# Written instruction:
Sift the listing for lines that hold the string "data" and pull them out.

# Records for processing:
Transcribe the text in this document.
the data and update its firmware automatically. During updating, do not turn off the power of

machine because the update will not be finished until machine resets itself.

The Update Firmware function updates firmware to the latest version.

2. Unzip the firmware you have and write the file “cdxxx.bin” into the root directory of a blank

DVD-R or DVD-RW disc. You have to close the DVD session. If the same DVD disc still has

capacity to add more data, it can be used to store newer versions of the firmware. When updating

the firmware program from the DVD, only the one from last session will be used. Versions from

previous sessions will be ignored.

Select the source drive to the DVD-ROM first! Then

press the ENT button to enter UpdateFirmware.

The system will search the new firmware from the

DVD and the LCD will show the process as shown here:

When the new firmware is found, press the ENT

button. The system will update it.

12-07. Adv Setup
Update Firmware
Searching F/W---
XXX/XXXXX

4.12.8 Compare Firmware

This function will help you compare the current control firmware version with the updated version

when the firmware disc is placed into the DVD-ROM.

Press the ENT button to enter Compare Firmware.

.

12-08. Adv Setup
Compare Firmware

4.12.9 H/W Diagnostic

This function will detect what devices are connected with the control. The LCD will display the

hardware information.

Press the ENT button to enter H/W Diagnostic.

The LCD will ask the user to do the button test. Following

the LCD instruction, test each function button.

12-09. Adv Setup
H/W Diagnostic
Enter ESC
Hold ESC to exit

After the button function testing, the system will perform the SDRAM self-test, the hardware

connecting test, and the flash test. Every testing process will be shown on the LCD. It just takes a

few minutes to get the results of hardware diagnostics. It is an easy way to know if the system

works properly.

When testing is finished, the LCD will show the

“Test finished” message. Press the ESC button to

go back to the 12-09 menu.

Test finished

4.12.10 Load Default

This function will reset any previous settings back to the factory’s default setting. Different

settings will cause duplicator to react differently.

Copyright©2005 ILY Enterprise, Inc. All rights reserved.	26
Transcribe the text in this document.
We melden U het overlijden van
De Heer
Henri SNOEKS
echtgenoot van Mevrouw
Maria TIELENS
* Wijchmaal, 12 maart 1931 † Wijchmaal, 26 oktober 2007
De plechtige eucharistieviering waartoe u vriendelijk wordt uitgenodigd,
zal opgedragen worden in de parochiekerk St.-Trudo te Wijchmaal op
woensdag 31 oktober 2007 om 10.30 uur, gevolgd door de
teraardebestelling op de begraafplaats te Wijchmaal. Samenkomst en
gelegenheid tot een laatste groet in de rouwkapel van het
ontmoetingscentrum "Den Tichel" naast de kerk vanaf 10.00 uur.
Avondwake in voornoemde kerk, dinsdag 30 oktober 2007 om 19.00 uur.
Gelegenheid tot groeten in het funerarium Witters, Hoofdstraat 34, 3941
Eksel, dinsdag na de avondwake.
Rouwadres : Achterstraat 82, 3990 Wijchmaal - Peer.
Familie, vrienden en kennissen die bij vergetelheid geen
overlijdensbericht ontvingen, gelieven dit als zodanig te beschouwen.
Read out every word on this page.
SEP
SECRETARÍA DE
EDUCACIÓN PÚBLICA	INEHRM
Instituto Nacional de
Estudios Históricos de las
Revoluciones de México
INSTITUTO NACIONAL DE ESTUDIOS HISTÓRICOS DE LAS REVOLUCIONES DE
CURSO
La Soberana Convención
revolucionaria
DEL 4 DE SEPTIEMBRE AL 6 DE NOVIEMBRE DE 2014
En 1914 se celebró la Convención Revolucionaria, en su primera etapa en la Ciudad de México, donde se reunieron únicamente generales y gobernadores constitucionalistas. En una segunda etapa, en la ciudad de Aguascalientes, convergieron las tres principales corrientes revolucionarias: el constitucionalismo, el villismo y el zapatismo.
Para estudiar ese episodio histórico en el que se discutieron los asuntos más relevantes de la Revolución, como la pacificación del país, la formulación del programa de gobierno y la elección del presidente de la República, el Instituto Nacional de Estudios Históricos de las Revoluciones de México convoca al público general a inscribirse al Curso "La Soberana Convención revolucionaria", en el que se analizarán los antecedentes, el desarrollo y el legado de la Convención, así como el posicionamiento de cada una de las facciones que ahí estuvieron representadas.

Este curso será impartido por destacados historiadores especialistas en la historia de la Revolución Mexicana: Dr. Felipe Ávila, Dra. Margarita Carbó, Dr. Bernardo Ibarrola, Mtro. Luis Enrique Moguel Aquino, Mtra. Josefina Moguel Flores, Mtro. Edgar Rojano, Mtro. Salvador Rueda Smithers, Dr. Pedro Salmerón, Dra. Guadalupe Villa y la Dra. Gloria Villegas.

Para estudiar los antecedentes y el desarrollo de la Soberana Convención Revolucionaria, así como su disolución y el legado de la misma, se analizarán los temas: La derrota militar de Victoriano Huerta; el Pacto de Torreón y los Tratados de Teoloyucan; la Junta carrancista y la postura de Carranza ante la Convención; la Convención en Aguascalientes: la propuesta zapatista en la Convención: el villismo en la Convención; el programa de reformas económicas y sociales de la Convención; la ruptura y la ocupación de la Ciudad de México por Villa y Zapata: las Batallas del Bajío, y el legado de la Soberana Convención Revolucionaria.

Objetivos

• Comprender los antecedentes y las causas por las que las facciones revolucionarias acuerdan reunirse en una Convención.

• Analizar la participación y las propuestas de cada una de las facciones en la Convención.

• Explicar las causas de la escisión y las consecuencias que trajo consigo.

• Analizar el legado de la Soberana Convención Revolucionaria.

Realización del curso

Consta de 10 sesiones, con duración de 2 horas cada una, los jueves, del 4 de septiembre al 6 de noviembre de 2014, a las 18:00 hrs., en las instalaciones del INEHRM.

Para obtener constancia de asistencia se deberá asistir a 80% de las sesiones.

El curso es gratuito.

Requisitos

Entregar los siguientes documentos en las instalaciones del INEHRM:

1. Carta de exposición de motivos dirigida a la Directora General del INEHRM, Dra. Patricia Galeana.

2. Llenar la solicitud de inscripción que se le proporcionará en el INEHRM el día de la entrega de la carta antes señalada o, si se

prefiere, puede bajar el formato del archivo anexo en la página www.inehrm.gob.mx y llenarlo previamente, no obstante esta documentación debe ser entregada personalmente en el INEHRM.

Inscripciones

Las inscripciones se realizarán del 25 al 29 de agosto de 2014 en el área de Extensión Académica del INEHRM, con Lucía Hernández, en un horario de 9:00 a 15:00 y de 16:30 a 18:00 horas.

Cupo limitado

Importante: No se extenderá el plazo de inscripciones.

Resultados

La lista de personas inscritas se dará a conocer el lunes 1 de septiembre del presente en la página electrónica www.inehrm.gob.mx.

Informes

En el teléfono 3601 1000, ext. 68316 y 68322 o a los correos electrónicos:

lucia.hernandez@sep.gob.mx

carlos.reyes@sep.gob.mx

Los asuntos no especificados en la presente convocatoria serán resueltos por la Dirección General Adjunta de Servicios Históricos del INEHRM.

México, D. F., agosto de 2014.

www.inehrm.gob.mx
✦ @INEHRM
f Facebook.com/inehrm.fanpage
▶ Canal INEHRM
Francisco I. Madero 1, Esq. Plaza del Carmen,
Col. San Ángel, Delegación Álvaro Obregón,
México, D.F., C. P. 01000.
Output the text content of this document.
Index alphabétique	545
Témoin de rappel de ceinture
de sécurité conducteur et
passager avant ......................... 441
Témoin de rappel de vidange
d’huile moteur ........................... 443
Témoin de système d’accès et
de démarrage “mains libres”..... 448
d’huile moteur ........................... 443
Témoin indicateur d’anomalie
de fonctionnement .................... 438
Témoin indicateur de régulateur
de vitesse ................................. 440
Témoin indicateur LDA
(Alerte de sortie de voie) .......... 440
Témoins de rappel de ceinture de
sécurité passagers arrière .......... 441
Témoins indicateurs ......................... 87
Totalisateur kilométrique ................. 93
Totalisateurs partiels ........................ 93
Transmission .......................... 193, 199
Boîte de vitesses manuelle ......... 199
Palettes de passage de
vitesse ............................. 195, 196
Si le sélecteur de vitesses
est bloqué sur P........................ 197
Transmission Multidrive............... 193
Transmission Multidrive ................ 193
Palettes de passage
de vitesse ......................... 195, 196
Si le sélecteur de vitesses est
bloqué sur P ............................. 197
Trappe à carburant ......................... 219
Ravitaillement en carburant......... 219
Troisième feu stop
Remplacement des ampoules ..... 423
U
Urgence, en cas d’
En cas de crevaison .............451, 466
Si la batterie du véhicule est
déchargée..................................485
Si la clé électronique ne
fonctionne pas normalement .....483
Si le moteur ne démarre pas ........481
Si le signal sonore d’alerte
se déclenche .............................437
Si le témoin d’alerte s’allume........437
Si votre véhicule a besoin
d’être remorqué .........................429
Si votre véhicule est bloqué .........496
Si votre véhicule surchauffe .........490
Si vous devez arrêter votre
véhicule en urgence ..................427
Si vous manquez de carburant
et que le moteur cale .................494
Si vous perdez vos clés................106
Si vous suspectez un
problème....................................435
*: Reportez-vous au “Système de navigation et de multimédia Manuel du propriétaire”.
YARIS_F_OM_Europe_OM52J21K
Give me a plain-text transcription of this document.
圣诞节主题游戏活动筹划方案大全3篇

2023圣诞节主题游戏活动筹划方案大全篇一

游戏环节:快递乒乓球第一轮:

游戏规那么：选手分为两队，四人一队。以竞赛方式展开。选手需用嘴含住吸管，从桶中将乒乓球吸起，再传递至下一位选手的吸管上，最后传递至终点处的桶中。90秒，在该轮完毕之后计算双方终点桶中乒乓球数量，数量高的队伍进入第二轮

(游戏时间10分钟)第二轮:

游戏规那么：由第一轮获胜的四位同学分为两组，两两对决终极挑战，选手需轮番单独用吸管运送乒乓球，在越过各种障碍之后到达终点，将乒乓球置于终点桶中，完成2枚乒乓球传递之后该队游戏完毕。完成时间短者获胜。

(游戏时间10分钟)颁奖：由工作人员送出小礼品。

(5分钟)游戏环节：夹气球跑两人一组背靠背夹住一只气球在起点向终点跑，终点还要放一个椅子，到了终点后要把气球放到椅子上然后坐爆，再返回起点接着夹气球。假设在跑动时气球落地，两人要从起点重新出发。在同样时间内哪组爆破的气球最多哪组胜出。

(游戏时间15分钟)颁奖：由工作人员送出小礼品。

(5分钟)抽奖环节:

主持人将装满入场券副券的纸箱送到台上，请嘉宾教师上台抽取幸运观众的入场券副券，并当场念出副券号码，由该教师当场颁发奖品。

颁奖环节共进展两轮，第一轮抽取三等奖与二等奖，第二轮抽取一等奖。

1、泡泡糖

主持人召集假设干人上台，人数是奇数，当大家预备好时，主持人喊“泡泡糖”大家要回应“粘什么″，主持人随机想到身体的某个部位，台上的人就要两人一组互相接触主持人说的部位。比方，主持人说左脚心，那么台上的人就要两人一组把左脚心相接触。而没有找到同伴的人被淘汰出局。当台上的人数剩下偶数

# Response:
the data and update its firmware automatically. During updating, do not turn off the power of
capacity to add more data, it can be used to store newer versions of the firmware. When updating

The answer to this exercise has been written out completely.